## TASK TO CARRY OUT
Restate each line of the listing exactly, without carrying over any pictures.

Saved entries

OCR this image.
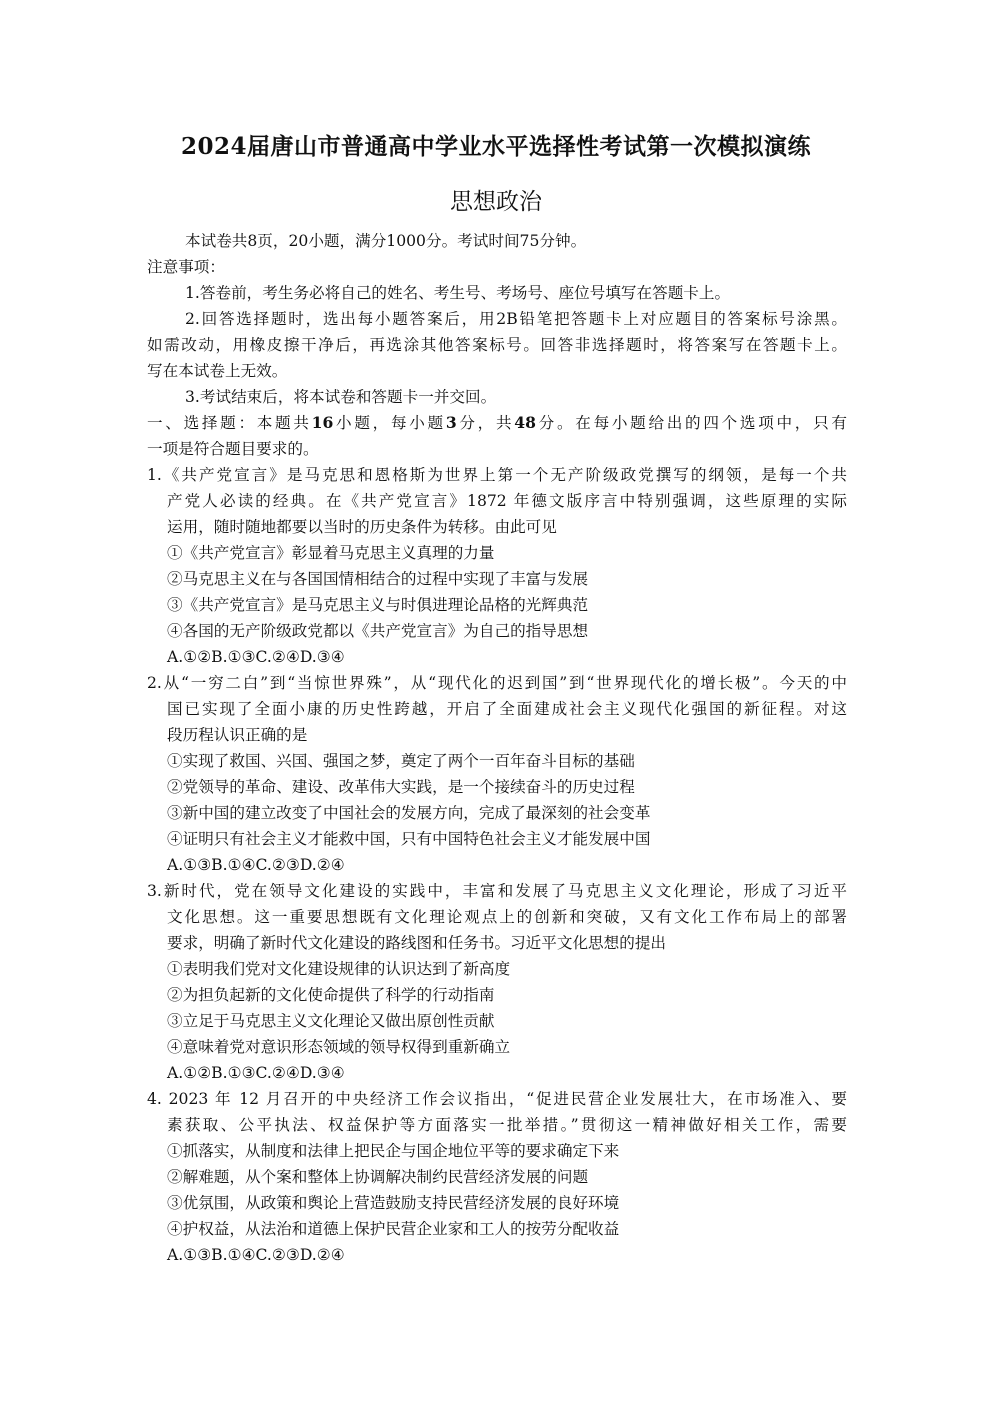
2024届唐山市普通高中学业水平选择性考试第一次模拟演练
思想政治
本试卷共8页，20小题，满分1000分。考试时间75分钟。
注意事项：
1.答卷前，考生务必将自己的姓名、考生号、考场号、座位号填写在答题卡上。
2.回答选择题时，选出每小题答案后，用2B铅笔把答题卡上对应题目的答案标号涂黑。
如需改动，用橡皮擦干净后，再选涂其他答案标号。回答非选择题时，将答案写在答题卡上。
写在本试卷上无效。
3.考试结束后，将本试卷和答题卡一并交回。
一、选择题：本题共16小题，每小题3分，共48分。在每小题给出的四个选项中，只有
一项是符合题目要求的。
1.《共产党宣言》是马克思和恩格斯为世界上第一个无产阶级政党撰写的纲领，是每一个共
产党人必读的经典。在《共产党宣言》1872 年德文版序言中特别强调，这些原理的实际
运用，随时随地都要以当时的历史条件为转移。由此可见
①《共产党宣言》彰显着马克思主义真理的力量
②马克思主义在与各国国情相结合的过程中实现了丰富与发展
③《共产党宣言》是马克思主义与时俱进理论品格的光辉典范
④各国的无产阶级政党都以《共产党宣言》为自己的指导思想
A.①②B.①③C.②④D.③④
2.从“一穷二白”到“当惊世界殊”，从“现代化的迟到国”到“世界现代化的增长极”。今天的中
国已实现了全面小康的历史性跨越，开启了全面建成社会主义现代化强国的新征程。对这
段历程认识正确的是
①实现了救国、兴国、强国之梦，奠定了两个一百年奋斗目标的基础
②党领导的革命、建设、改革伟大实践，是一个接续奋斗的历史过程
③新中国的建立改变了中国社会的发展方向，完成了最深刻的社会变革
④证明只有社会主义才能救中国，只有中国特色社会主义才能发展中国
A.①③B.①④C.②③D.②④
3.新时代，党在领导文化建设的实践中，丰富和发展了马克思主义文化理论，形成了习近平
文化思想。这一重要思想既有文化理论观点上的创新和突破，又有文化工作布局上的部署
要求，明确了新时代文化建设的路线图和任务书。习近平文化思想的提出
①表明我们党对文化建设规律的认识达到了新高度
②为担负起新的文化使命提供了科学的行动指南
③立足于马克思主义文化理论又做出原创性贡献
④意味着党对意识形态领域的领导权得到重新确立
A.①②B.①③C.②④D.③④
4. 2023 年 12 月召开的中央经济工作会议指出，“促进民营企业发展壮大，在市场准入、要
素获取、公平执法、权益保护等方面落实一批举措。”贯彻这一精神做好相关工作，需要
①抓落实，从制度和法律上把民企与国企地位平等的要求确定下来
②解难题，从个案和整体上协调解决制约民营经济发展的问题
③优氛围，从政策和舆论上营造鼓励支持民营经济发展的良好环境
④护权益，从法治和道德上保护民营企业家和工人的按劳分配收益
A.①③B.①④C.②③D.②④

## EXERCISE RESPONSE
OCR this image.
2024届唐山市普通高中学业水平选择性考试第一次模拟演练
思想政治
本试卷共8页，20小题，满分1000分。考试时间75分钟。
注意事项：
1.答卷前，考生务必将自己的姓名、考生号、考场号、座位号填写在答题卡上。
2.回答选择题时，选出每小题答案后，用2B铅笔把答题卡上对应题目的答案标号涂黑。
如需改动，用橡皮擦干净后，再选涂其他答案标号。回答非选择题时，将答案写在答题卡上。
写在本试卷上无效。
3.考试结束后，将本试卷和答题卡一并交回。
一、选择题：本题共16小题，每小题3分，共48分。在每小题给出的四个选项中，只有
一项是符合题目要求的。
1.《共产党宣言》是马克思和恩格斯为世界上第一个无产阶级政党撰写的纲领，是每一个共
产党人必读的经典。在《共产党宣言》1872 年德文版序言中特别强调，这些原理的实际
运用，随时随地都要以当时的历史条件为转移。由此可见
①《共产党宣言》彰显着马克思主义真理的力量
②马克思主义在与各国国情相结合的过程中实现了丰富与发展
③《共产党宣言》是马克思主义与时俱进理论品格的光辉典范
④各国的无产阶级政党都以《共产党宣言》为自己的指导思想
A.①②B.①③C.②④D.③④
2.从“一穷二白”到“当惊世界殊”，从“现代化的迟到国”到“世界现代化的增长极”。今天的中
国已实现了全面小康的历史性跨越，开启了全面建成社会主义现代化强国的新征程。对这
段历程认识正确的是
①实现了救国、兴国、强国之梦，奠定了两个一百年奋斗目标的基础
②党领导的革命、建设、改革伟大实践，是一个接续奋斗的历史过程
③新中国的建立改变了中国社会的发展方向，完成了最深刻的社会变革
④证明只有社会主义才能救中国，只有中国特色社会主义才能发展中国
A.①③B.①④C.②③D.②④
3.新时代，党在领导文化建设的实践中，丰富和发展了马克思主义文化理论，形成了习近平
文化思想。这一重要思想既有文化理论观点上的创新和突破，又有文化工作布局上的部署
要求，明确了新时代文化建设的路线图和任务书。习近平文化思想的提出
①表明我们党对文化建设规律的认识达到了新高度
②为担负起新的文化使命提供了科学的行动指南
③立足于马克思主义文化理论又做出原创性贡献
④意味着党对意识形态领域的领导权得到重新确立
A.①②B.①③C.②④D.③④
4. 2023 年 12 月召开的中央经济工作会议指出，“促进民营企业发展壮大，在市场准入、要
素获取、公平执法、权益保护等方面落实一批举措。”贯彻这一精神做好相关工作，需要
①抓落实，从制度和法律上把民企与国企地位平等的要求确定下来
②解难题，从个案和整体上协调解决制约民营经济发展的问题
③优氛围，从政策和舆论上营造鼓励支持民营经济发展的良好环境
④护权益，从法治和道德上保护民营企业家和工人的按劳分配收益
A.①③B.①④C.②③D.②④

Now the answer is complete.